■ **PROVIDED TEXT**:
>> start
Max Ferdinand

Personal information
- Full name: Max Ferdinand
- Date of birth: November 4, 1986 (age 38)
- Place of birth: Haiti
- Height: 5 ft 9 in (1.75 m)
- Position(s): Forward

Team information
- Current team: Milwaukee Wave
- Number: 24

Senior career*
- Years: Team / Apps / (Gls)
- 2009: FC Reading Revolution
- 2009–2015: Baltimore Blast (indoor) / 124 / (97)
- 2010–2011: Rochester Rhinos / 25 / (2)
- 2015–2020: Milwaukee Wave (indoor) / 99 / (84)
- 2021: St. Louis Ambush (indoor) / 10 / (2)
- 2021–2023: Baltimore Blast (indoor) / 34 / (10)
- 2023–: Milwaukee Wave (indoor) / 9 / (6)

= Max Ferdinand =

Haitian footballer (born 1986)

Max Ferdinand (born November 4, 1986) is a Haitian footballer currently playing for the Milwaukee Wave in the Major Arena Soccer League.
>> end
■ **INFORMATION PROVIDED**:
>> start
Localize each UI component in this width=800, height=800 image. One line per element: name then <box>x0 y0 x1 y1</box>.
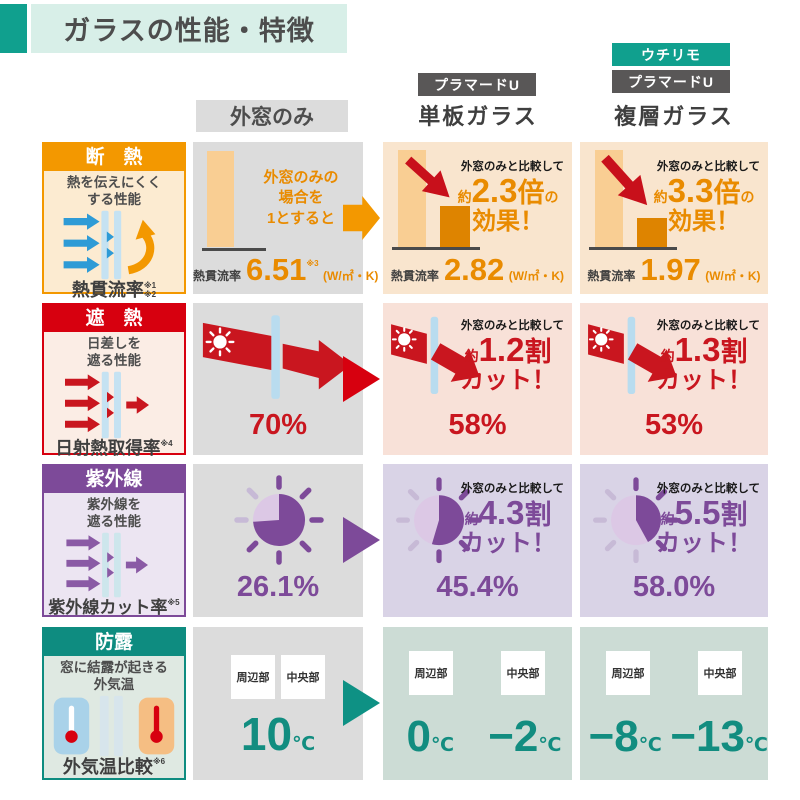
>> end
■ **PROBLEMS TO SOLVE**:
• a. In the Max Ferdinand profile, what do the figures "124" and "(97)" in the 2009–2015 Baltimore Blast line stand for? Use the profile's own column heading to explain in one to three sentences.
• b. List every distinct team named in the senior career section of the Max Ferdinand profile, each once.
• c. According to the Max Ferdinand profile, what number does he wear for his current team?
The listing isn't needed for any of the work here.

■ **WORKED SOLUTIONS**:
• a. The senior career heading reads "Years: Team / Apps / (Gls)," so the first figure is appearances and the parenthesized one is goals. For Baltimore Blast (indoor) from 2009 to 2015, that means 124 appearances and 97 goals.

• b.
- FC Reading Revolution
- Baltimore Blast
- Rochester Rhinos
- Milwaukee Wave
- St. Louis Ambush

• c. Number 24.